Excerpt from a dataset:

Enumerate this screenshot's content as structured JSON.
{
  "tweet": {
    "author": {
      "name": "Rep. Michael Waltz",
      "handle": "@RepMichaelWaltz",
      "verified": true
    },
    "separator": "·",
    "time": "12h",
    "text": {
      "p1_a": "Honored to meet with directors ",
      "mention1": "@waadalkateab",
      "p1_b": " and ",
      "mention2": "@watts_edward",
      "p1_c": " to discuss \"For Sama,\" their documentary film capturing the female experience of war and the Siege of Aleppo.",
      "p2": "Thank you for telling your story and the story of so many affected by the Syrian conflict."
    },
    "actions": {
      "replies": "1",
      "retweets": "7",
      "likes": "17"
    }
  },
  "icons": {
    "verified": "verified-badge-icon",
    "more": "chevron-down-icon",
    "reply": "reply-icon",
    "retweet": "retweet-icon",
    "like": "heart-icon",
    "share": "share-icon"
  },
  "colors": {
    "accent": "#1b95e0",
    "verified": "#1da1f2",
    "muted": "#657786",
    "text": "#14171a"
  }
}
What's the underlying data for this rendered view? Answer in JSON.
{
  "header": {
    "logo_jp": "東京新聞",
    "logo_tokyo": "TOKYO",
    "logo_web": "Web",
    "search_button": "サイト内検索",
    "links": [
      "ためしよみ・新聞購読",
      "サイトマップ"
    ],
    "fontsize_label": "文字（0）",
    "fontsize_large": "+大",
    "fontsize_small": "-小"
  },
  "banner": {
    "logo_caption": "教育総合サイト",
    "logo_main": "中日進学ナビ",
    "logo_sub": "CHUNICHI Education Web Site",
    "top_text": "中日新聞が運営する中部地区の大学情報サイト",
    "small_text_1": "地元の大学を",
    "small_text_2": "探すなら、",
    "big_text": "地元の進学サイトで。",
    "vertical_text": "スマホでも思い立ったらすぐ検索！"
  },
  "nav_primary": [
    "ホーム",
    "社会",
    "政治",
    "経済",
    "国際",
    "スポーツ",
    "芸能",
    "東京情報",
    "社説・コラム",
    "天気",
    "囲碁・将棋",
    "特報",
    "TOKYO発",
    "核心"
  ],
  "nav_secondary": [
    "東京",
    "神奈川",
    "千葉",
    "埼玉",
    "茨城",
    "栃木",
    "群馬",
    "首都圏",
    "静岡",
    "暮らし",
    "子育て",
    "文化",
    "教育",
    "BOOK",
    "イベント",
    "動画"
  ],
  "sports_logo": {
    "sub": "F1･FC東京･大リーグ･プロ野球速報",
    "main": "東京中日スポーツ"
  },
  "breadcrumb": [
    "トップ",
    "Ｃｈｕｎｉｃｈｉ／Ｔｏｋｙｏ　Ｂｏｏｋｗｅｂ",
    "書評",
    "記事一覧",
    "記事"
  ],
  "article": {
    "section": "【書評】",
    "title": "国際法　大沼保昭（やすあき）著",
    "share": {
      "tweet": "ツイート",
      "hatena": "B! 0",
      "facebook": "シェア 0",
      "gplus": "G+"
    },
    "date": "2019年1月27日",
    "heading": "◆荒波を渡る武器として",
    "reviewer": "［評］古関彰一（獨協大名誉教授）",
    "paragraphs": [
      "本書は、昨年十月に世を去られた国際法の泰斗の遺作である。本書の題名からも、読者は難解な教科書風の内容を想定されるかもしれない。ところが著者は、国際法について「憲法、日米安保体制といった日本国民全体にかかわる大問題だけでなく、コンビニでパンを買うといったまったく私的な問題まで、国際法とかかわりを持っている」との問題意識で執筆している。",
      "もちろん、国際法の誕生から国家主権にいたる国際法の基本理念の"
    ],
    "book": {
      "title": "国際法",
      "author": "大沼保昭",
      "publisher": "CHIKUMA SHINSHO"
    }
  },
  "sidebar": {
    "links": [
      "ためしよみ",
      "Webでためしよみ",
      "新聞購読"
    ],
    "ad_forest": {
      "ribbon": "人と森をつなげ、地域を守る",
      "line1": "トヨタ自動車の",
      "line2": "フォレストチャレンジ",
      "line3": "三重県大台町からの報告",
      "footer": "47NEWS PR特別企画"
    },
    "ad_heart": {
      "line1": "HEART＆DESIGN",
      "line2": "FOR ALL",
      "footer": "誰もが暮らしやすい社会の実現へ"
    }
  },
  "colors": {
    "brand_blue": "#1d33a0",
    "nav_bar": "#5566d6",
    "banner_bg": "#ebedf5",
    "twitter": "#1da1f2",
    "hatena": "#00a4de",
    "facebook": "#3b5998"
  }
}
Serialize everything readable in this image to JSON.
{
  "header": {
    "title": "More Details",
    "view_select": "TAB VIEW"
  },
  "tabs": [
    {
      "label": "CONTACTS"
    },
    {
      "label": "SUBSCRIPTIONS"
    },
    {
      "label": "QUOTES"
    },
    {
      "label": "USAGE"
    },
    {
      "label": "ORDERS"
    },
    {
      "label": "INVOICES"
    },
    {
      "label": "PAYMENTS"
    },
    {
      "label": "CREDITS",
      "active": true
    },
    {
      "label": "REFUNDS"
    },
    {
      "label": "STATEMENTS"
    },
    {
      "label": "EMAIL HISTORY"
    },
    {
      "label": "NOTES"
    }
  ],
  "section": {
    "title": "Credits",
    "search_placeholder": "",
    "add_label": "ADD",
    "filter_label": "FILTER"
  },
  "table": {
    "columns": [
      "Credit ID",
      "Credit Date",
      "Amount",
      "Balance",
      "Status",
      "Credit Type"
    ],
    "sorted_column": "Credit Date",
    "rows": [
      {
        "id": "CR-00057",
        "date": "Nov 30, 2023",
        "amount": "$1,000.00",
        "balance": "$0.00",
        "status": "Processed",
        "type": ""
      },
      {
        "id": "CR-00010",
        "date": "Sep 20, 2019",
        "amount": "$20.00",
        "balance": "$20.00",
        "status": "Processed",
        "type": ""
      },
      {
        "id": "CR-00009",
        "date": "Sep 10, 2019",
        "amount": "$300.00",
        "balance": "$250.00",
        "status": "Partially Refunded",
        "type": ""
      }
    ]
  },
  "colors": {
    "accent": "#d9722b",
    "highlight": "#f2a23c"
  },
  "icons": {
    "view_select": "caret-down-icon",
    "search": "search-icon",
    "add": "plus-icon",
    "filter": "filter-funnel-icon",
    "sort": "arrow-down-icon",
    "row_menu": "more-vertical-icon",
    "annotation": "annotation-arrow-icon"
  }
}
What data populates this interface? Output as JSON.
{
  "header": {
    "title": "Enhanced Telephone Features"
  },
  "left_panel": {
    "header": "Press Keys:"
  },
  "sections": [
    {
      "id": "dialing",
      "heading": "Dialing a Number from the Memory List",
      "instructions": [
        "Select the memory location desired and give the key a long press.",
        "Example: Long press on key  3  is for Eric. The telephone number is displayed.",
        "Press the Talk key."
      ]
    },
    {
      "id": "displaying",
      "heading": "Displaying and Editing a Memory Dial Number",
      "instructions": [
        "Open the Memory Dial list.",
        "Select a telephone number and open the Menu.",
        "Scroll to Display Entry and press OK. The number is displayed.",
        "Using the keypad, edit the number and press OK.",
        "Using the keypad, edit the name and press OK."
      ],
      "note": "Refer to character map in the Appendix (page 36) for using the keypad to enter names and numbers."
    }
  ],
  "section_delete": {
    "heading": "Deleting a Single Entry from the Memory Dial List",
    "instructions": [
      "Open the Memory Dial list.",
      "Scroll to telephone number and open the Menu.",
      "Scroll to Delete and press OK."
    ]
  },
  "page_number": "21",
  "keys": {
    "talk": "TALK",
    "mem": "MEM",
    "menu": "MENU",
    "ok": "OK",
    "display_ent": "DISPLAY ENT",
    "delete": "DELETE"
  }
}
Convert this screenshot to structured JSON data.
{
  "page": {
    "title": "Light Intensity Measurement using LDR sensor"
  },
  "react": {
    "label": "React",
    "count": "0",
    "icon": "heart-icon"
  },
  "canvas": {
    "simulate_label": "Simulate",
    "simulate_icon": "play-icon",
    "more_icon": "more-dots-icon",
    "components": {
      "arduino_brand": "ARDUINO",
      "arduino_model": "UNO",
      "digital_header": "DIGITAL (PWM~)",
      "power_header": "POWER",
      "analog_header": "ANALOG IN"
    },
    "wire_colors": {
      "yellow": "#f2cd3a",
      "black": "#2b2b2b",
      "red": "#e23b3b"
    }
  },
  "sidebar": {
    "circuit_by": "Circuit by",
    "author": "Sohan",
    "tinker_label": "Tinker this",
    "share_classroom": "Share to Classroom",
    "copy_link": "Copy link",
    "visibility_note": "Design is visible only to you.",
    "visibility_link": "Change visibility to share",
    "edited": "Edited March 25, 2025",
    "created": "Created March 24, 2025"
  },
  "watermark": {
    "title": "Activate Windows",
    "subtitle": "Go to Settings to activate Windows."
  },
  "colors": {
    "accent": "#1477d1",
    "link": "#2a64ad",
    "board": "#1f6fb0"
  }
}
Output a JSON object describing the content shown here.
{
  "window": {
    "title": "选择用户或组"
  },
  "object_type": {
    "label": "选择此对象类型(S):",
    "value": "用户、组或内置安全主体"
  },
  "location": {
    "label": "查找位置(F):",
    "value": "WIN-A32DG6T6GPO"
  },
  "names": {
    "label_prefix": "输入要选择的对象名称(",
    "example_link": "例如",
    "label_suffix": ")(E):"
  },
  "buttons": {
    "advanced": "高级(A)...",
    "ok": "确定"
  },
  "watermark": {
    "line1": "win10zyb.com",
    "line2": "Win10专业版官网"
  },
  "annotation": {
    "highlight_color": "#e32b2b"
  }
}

> _What to work on_
Starting at the line with "Convert this screenshot", copy every line up to and including the last one in the entries above.

> _Response for this exercise_
Convert this screenshot to structured JSON data.
{
  "page": {
    "title": "Light Intensity Measurement using LDR sensor"
  },
  "react": {
    "label": "React",
    "count": "0",
    "icon": "heart-icon"
  },
  "canvas": {
    "simulate_label": "Simulate",
    "simulate_icon": "play-icon",
    "more_icon": "more-dots-icon",
    "components": {
      "arduino_brand": "ARDUINO",
      "arduino_model": "UNO",
      "digital_header": "DIGITAL (PWM~)",
      "power_header": "POWER",
      "analog_header": "ANALOG IN"
    },
    "wire_colors": {
      "yellow": "#f2cd3a",
      "black": "#2b2b2b",
      "red": "#e23b3b"
    }
  },
  "sidebar": {
    "circuit_by": "Circuit by",
    "author": "Sohan",
    "tinker_label": "Tinker this",
    "share_classroom": "Share to Classroom",
    "copy_link": "Copy link",
    "visibility_note": "Design is visible only to you.",
    "visibility_link": "Change visibility to share",
    "edited": "Edited March 25, 2025",
    "created": "Created March 24, 2025"
  },
  "watermark": {
    "title": "Activate Windows",
    "subtitle": "Go to Settings to activate Windows."
  },
  "colors": {
    "accent": "#1477d1",
    "link": "#2a64ad",
    "board": "#1f6fb0"
  }
}
Output a JSON object describing the content shown here.
{
  "window": {
    "title": "选择用户或组"
  },
  "object_type": {
    "label": "选择此对象类型(S):",
    "value": "用户、组或内置安全主体"
  },
  "location": {
    "label": "查找位置(F):",
    "value": "WIN-A32DG6T6GPO"
  },
  "names": {
    "label_prefix": "输入要选择的对象名称(",
    "example_link": "例如",
    "label_suffix": ")(E):"
  },
  "buttons": {
    "advanced": "高级(A)...",
    "ok": "确定"
  },
  "watermark": {
    "line1": "win10zyb.com",
    "line2": "Win10专业版官网"
  },
  "annotation": {
    "highlight_color": "#e32b2b"
  }
}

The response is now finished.